### What to produce:
In the material below, identify each line bearing the word "damping". Reproduce those lines.
____________________
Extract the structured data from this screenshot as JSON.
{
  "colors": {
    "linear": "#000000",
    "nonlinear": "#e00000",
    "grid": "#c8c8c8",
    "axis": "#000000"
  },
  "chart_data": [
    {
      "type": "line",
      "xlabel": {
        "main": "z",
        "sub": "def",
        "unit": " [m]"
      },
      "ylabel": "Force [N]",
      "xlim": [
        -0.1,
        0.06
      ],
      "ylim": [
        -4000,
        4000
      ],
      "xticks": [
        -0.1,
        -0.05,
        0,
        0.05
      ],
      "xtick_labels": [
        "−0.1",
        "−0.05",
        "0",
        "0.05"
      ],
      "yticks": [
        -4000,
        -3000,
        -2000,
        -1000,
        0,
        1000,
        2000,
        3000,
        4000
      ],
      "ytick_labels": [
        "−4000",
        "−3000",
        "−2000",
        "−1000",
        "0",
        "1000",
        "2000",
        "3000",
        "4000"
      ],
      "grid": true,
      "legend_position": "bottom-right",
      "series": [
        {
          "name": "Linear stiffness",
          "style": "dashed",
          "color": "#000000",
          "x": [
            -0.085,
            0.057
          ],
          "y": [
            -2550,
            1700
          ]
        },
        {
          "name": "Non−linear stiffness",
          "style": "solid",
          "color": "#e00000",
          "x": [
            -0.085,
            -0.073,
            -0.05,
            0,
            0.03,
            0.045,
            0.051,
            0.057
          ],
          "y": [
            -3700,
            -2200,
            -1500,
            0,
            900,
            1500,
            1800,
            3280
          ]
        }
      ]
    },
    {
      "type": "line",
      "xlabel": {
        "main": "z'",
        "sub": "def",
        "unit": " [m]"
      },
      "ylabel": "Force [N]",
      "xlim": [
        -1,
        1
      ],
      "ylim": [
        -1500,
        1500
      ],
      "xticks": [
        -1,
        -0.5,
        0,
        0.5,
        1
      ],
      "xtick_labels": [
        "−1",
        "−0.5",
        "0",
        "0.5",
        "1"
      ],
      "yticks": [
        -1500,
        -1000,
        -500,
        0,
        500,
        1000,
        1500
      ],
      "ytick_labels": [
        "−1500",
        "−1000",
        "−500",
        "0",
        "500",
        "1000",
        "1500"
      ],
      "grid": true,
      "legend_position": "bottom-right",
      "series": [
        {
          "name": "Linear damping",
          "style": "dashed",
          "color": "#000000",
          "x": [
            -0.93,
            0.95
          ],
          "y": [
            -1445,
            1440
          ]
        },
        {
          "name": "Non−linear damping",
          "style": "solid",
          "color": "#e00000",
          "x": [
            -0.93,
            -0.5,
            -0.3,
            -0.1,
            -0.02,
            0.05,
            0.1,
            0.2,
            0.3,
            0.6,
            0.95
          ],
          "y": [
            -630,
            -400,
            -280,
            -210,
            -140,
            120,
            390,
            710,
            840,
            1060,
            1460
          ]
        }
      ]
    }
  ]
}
____________________
### Solution to the exercise:
          "name": "Linear damping",
          "name": "Non−linear damping",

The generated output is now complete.